● Material provided:
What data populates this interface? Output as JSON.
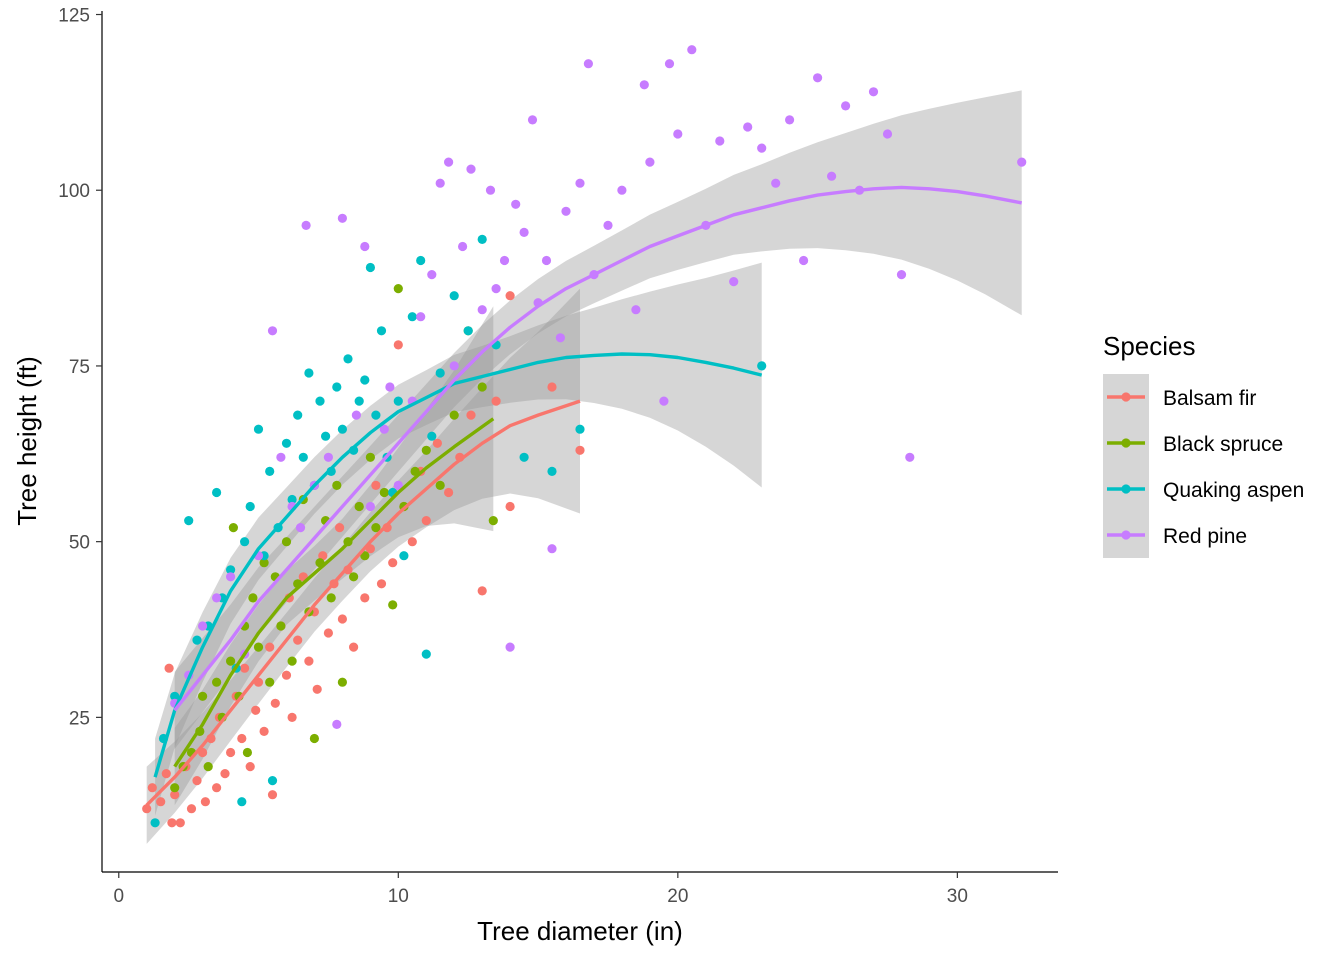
{
  "chart_data": {
    "type": "scatter",
    "title": "",
    "xlabel": "Tree diameter (in)",
    "ylabel": "Tree height (ft)",
    "xlim": [
      -0.6,
      33.6
    ],
    "ylim": [
      3,
      125.5
    ],
    "x_ticks": [
      0,
      10,
      20,
      30
    ],
    "y_ticks": [
      25,
      50,
      75,
      100,
      125
    ],
    "grid": false,
    "legend": {
      "title": "Species",
      "position": "right"
    },
    "smoother": "loess with 95% confidence band",
    "series": [
      {
        "name": "Balsam fir",
        "color": "#F8766D",
        "points": [
          [
            1.0,
            12
          ],
          [
            1.2,
            15
          ],
          [
            1.5,
            13
          ],
          [
            1.7,
            17
          ],
          [
            1.8,
            32
          ],
          [
            1.9,
            10
          ],
          [
            2.0,
            14
          ],
          [
            2.2,
            10
          ],
          [
            2.4,
            18
          ],
          [
            2.6,
            12
          ],
          [
            2.8,
            16
          ],
          [
            3.0,
            20
          ],
          [
            3.1,
            13
          ],
          [
            3.3,
            22
          ],
          [
            3.5,
            15
          ],
          [
            3.6,
            25
          ],
          [
            3.8,
            17
          ],
          [
            4.0,
            20
          ],
          [
            4.2,
            28
          ],
          [
            4.4,
            22
          ],
          [
            4.5,
            32
          ],
          [
            4.7,
            18
          ],
          [
            4.9,
            26
          ],
          [
            5.0,
            30
          ],
          [
            5.2,
            23
          ],
          [
            5.4,
            35
          ],
          [
            5.5,
            14
          ],
          [
            5.6,
            27
          ],
          [
            5.8,
            38
          ],
          [
            6.0,
            31
          ],
          [
            6.1,
            42
          ],
          [
            6.2,
            25
          ],
          [
            6.4,
            36
          ],
          [
            6.6,
            45
          ],
          [
            6.8,
            33
          ],
          [
            7.0,
            40
          ],
          [
            7.1,
            29
          ],
          [
            7.3,
            48
          ],
          [
            7.5,
            37
          ],
          [
            7.7,
            44
          ],
          [
            7.9,
            52
          ],
          [
            8.0,
            39
          ],
          [
            8.2,
            46
          ],
          [
            8.4,
            35
          ],
          [
            8.6,
            55
          ],
          [
            8.8,
            42
          ],
          [
            9.0,
            49
          ],
          [
            9.2,
            58
          ],
          [
            9.4,
            44
          ],
          [
            9.6,
            52
          ],
          [
            9.8,
            47
          ],
          [
            10.0,
            78
          ],
          [
            10.2,
            55
          ],
          [
            10.5,
            50
          ],
          [
            10.8,
            60
          ],
          [
            11.0,
            53
          ],
          [
            11.4,
            64
          ],
          [
            11.8,
            57
          ],
          [
            12.2,
            62
          ],
          [
            12.6,
            68
          ],
          [
            13.0,
            43
          ],
          [
            13.5,
            70
          ],
          [
            14.0,
            55
          ],
          [
            14.0,
            85
          ],
          [
            15.5,
            72
          ],
          [
            16.5,
            63
          ]
        ],
        "fit": [
          [
            1.0,
            12.5
          ],
          [
            2,
            16.5
          ],
          [
            3,
            21
          ],
          [
            4,
            26
          ],
          [
            5,
            31
          ],
          [
            6,
            36
          ],
          [
            7,
            41
          ],
          [
            8,
            45.5
          ],
          [
            9,
            50
          ],
          [
            10,
            54
          ],
          [
            11,
            57.5
          ],
          [
            12,
            61
          ],
          [
            13,
            64
          ],
          [
            14,
            66.5
          ],
          [
            15,
            68
          ],
          [
            16.5,
            70
          ]
        ]
      },
      {
        "name": "Black spruce",
        "color": "#7CAE00",
        "points": [
          [
            2.0,
            15
          ],
          [
            2.3,
            18
          ],
          [
            2.6,
            20
          ],
          [
            2.9,
            23
          ],
          [
            3.0,
            28
          ],
          [
            3.2,
            18
          ],
          [
            3.5,
            30
          ],
          [
            3.7,
            25
          ],
          [
            4.0,
            33
          ],
          [
            4.1,
            52
          ],
          [
            4.3,
            28
          ],
          [
            4.5,
            38
          ],
          [
            4.6,
            20
          ],
          [
            4.8,
            42
          ],
          [
            5.0,
            35
          ],
          [
            5.2,
            47
          ],
          [
            5.4,
            30
          ],
          [
            5.6,
            45
          ],
          [
            5.8,
            38
          ],
          [
            6.0,
            50
          ],
          [
            6.2,
            33
          ],
          [
            6.4,
            44
          ],
          [
            6.6,
            56
          ],
          [
            6.8,
            40
          ],
          [
            7.0,
            22
          ],
          [
            7.2,
            47
          ],
          [
            7.4,
            53
          ],
          [
            7.6,
            42
          ],
          [
            7.8,
            58
          ],
          [
            8.0,
            30
          ],
          [
            8.2,
            50
          ],
          [
            8.4,
            45
          ],
          [
            8.6,
            55
          ],
          [
            8.8,
            48
          ],
          [
            9.0,
            62
          ],
          [
            9.2,
            52
          ],
          [
            9.5,
            57
          ],
          [
            9.8,
            41
          ],
          [
            10.0,
            86
          ],
          [
            10.2,
            55
          ],
          [
            10.6,
            60
          ],
          [
            11.0,
            63
          ],
          [
            11.5,
            58
          ],
          [
            12.0,
            68
          ],
          [
            12.5,
            80
          ],
          [
            13.0,
            72
          ],
          [
            13.4,
            53
          ]
        ],
        "fit": [
          [
            2.0,
            18
          ],
          [
            3,
            24
          ],
          [
            4,
            31
          ],
          [
            5,
            37
          ],
          [
            6,
            42
          ],
          [
            7,
            45.5
          ],
          [
            8,
            49
          ],
          [
            9,
            53
          ],
          [
            10,
            57
          ],
          [
            11,
            60.5
          ],
          [
            12,
            63.5
          ],
          [
            13.4,
            67.5
          ]
        ]
      },
      {
        "name": "Quaking aspen",
        "color": "#00BFC4",
        "points": [
          [
            1.3,
            10
          ],
          [
            1.6,
            22
          ],
          [
            2.0,
            28
          ],
          [
            2.5,
            53
          ],
          [
            2.8,
            36
          ],
          [
            3.2,
            38
          ],
          [
            3.5,
            57
          ],
          [
            3.7,
            42
          ],
          [
            4.0,
            46
          ],
          [
            4.2,
            32
          ],
          [
            4.4,
            13
          ],
          [
            4.5,
            50
          ],
          [
            4.7,
            55
          ],
          [
            5.0,
            66
          ],
          [
            5.2,
            48
          ],
          [
            5.4,
            60
          ],
          [
            5.5,
            16
          ],
          [
            5.7,
            52
          ],
          [
            6.0,
            64
          ],
          [
            6.2,
            56
          ],
          [
            6.4,
            68
          ],
          [
            6.6,
            62
          ],
          [
            6.8,
            74
          ],
          [
            7.0,
            58
          ],
          [
            7.2,
            70
          ],
          [
            7.4,
            65
          ],
          [
            7.6,
            60
          ],
          [
            7.8,
            72
          ],
          [
            8.0,
            66
          ],
          [
            8.2,
            76
          ],
          [
            8.4,
            63
          ],
          [
            8.6,
            70
          ],
          [
            8.8,
            73
          ],
          [
            9.0,
            89
          ],
          [
            9.2,
            68
          ],
          [
            9.4,
            80
          ],
          [
            9.6,
            62
          ],
          [
            9.8,
            57
          ],
          [
            10.0,
            70
          ],
          [
            10.2,
            48
          ],
          [
            10.5,
            82
          ],
          [
            10.8,
            90
          ],
          [
            11.0,
            34
          ],
          [
            11.2,
            65
          ],
          [
            11.5,
            74
          ],
          [
            12.0,
            85
          ],
          [
            12.5,
            80
          ],
          [
            13.0,
            93
          ],
          [
            13.5,
            78
          ],
          [
            14.5,
            62
          ],
          [
            15.5,
            60
          ],
          [
            16.5,
            66
          ],
          [
            23.0,
            75
          ]
        ],
        "fit": [
          [
            1.3,
            16.5
          ],
          [
            2,
            26
          ],
          [
            3,
            35
          ],
          [
            4,
            43
          ],
          [
            5,
            49
          ],
          [
            6,
            53.5
          ],
          [
            7,
            58
          ],
          [
            8,
            62
          ],
          [
            9,
            65.5
          ],
          [
            10,
            68.5
          ],
          [
            11,
            70.5
          ],
          [
            12,
            72.5
          ],
          [
            13,
            73.5
          ],
          [
            14,
            74.5
          ],
          [
            15,
            75.5
          ],
          [
            16,
            76.2
          ],
          [
            17,
            76.5
          ],
          [
            18,
            76.7
          ],
          [
            19,
            76.6
          ],
          [
            20,
            76.2
          ],
          [
            21,
            75.5
          ],
          [
            22,
            74.7
          ],
          [
            23,
            73.7
          ]
        ]
      },
      {
        "name": "Red pine",
        "color": "#C77CFF",
        "points": [
          [
            2.0,
            27
          ],
          [
            2.5,
            31
          ],
          [
            3.0,
            38
          ],
          [
            3.5,
            42
          ],
          [
            4.0,
            45
          ],
          [
            4.5,
            34
          ],
          [
            5.0,
            48
          ],
          [
            5.5,
            80
          ],
          [
            5.8,
            62
          ],
          [
            6.2,
            55
          ],
          [
            6.5,
            52
          ],
          [
            6.7,
            95
          ],
          [
            7.0,
            58
          ],
          [
            7.5,
            62
          ],
          [
            7.8,
            24
          ],
          [
            8.0,
            96
          ],
          [
            8.5,
            68
          ],
          [
            8.8,
            92
          ],
          [
            9.0,
            55
          ],
          [
            9.5,
            66
          ],
          [
            9.7,
            72
          ],
          [
            10.0,
            58
          ],
          [
            10.5,
            70
          ],
          [
            10.8,
            82
          ],
          [
            11.2,
            88
          ],
          [
            11.5,
            101
          ],
          [
            11.8,
            104
          ],
          [
            12.0,
            75
          ],
          [
            12.3,
            92
          ],
          [
            12.6,
            103
          ],
          [
            13.0,
            83
          ],
          [
            13.3,
            100
          ],
          [
            13.5,
            86
          ],
          [
            13.8,
            90
          ],
          [
            14.0,
            35
          ],
          [
            14.2,
            98
          ],
          [
            14.5,
            94
          ],
          [
            14.8,
            110
          ],
          [
            15.0,
            84
          ],
          [
            15.3,
            90
          ],
          [
            15.5,
            49
          ],
          [
            15.8,
            79
          ],
          [
            16.0,
            97
          ],
          [
            16.5,
            101
          ],
          [
            16.8,
            118
          ],
          [
            17.0,
            88
          ],
          [
            17.5,
            95
          ],
          [
            18.0,
            100
          ],
          [
            18.5,
            83
          ],
          [
            18.8,
            115
          ],
          [
            19.0,
            104
          ],
          [
            19.5,
            70
          ],
          [
            19.7,
            118
          ],
          [
            20.0,
            108
          ],
          [
            20.5,
            120
          ],
          [
            21.0,
            95
          ],
          [
            21.5,
            107
          ],
          [
            22.0,
            87
          ],
          [
            22.5,
            109
          ],
          [
            23.0,
            106
          ],
          [
            23.5,
            101
          ],
          [
            24.0,
            110
          ],
          [
            24.5,
            90
          ],
          [
            25.0,
            116
          ],
          [
            25.5,
            102
          ],
          [
            26.0,
            112
          ],
          [
            26.5,
            100
          ],
          [
            27.0,
            114
          ],
          [
            27.5,
            108
          ],
          [
            28.0,
            88
          ],
          [
            28.3,
            62
          ],
          [
            32.3,
            104
          ]
        ],
        "fit": [
          [
            2.0,
            26
          ],
          [
            3,
            31
          ],
          [
            4,
            36
          ],
          [
            5,
            41.5
          ],
          [
            6,
            46
          ],
          [
            7,
            50.5
          ],
          [
            8,
            55
          ],
          [
            9,
            59.5
          ],
          [
            10,
            64
          ],
          [
            11,
            68.5
          ],
          [
            12,
            73
          ],
          [
            13,
            77
          ],
          [
            14,
            80.5
          ],
          [
            15,
            83.5
          ],
          [
            16,
            86
          ],
          [
            17,
            88
          ],
          [
            18,
            90
          ],
          [
            19,
            92
          ],
          [
            20,
            93.5
          ],
          [
            21,
            95
          ],
          [
            22,
            96.5
          ],
          [
            23,
            97.5
          ],
          [
            24,
            98.5
          ],
          [
            25,
            99.3
          ],
          [
            26,
            99.8
          ],
          [
            27,
            100.2
          ],
          [
            28,
            100.4
          ],
          [
            29,
            100.2
          ],
          [
            30,
            99.8
          ],
          [
            31,
            99.2
          ],
          [
            32.3,
            98.2
          ]
        ]
      }
    ]
  }
}
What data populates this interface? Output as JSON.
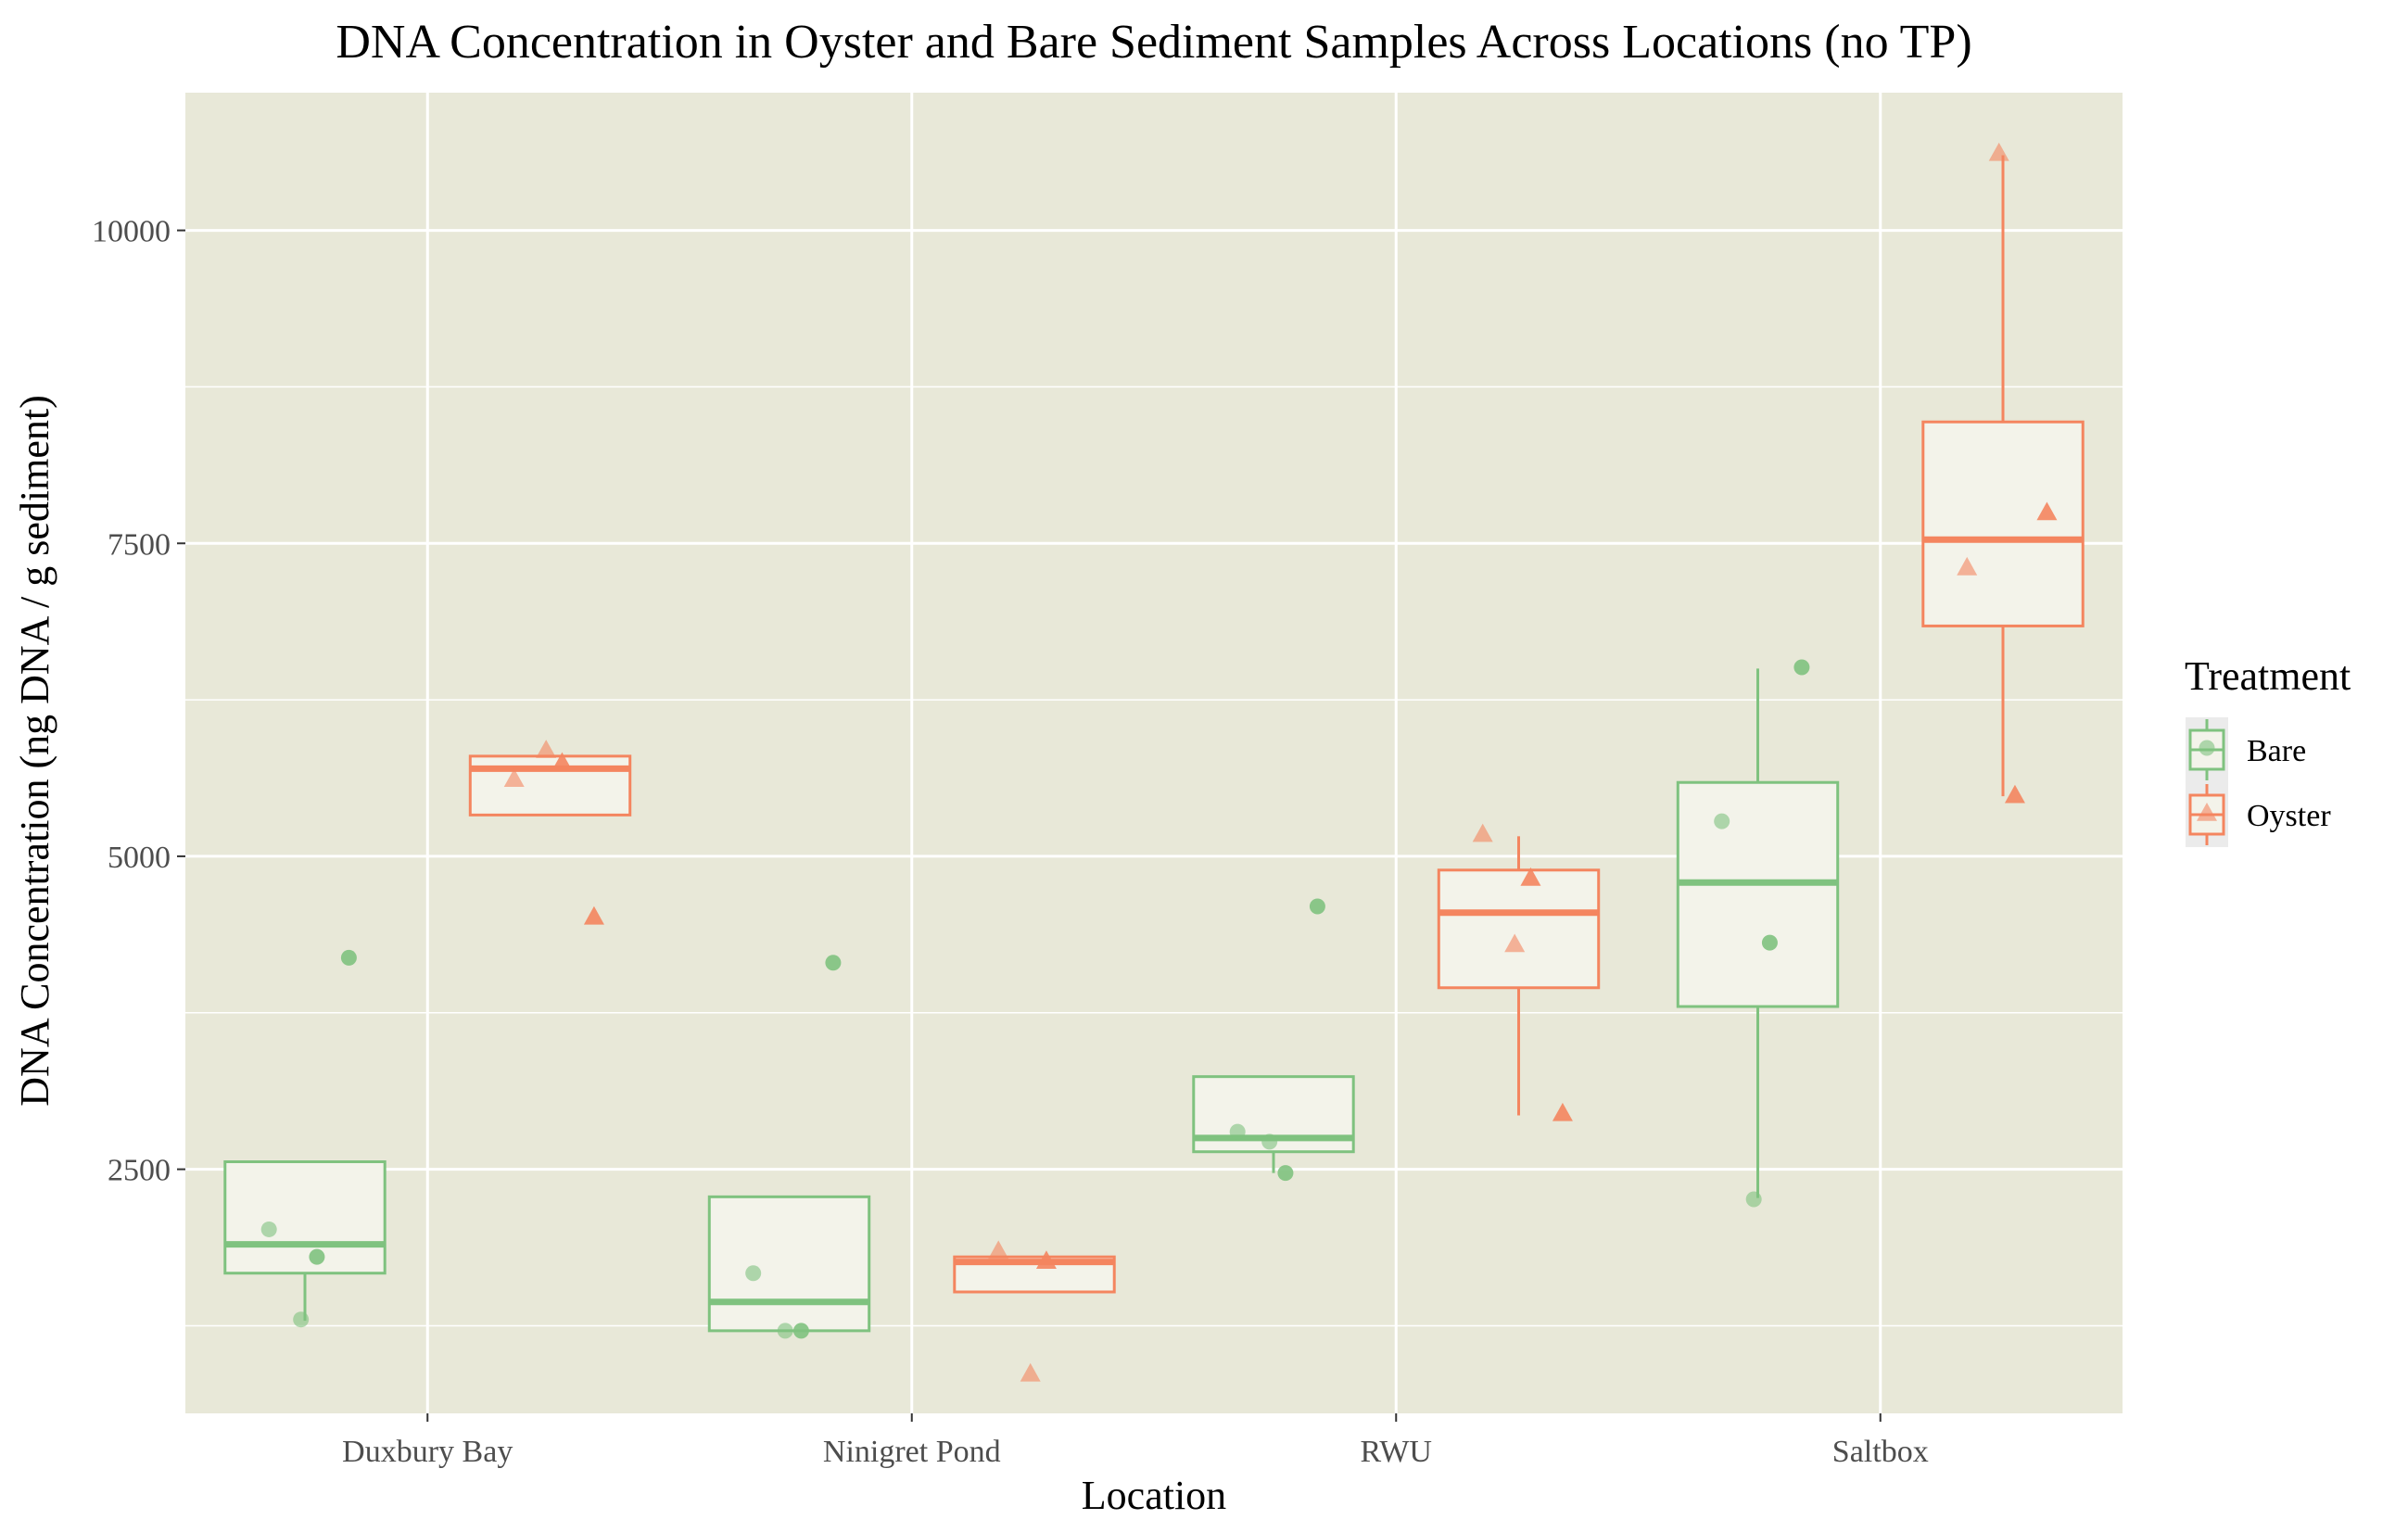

● Your goal:
Pull out each line holding the string "color".

● Task output:
        "color": "#F8766D",
        "color": "#7CAE00",
        "color": "#00BFC4",
        "color": "#C77CFF",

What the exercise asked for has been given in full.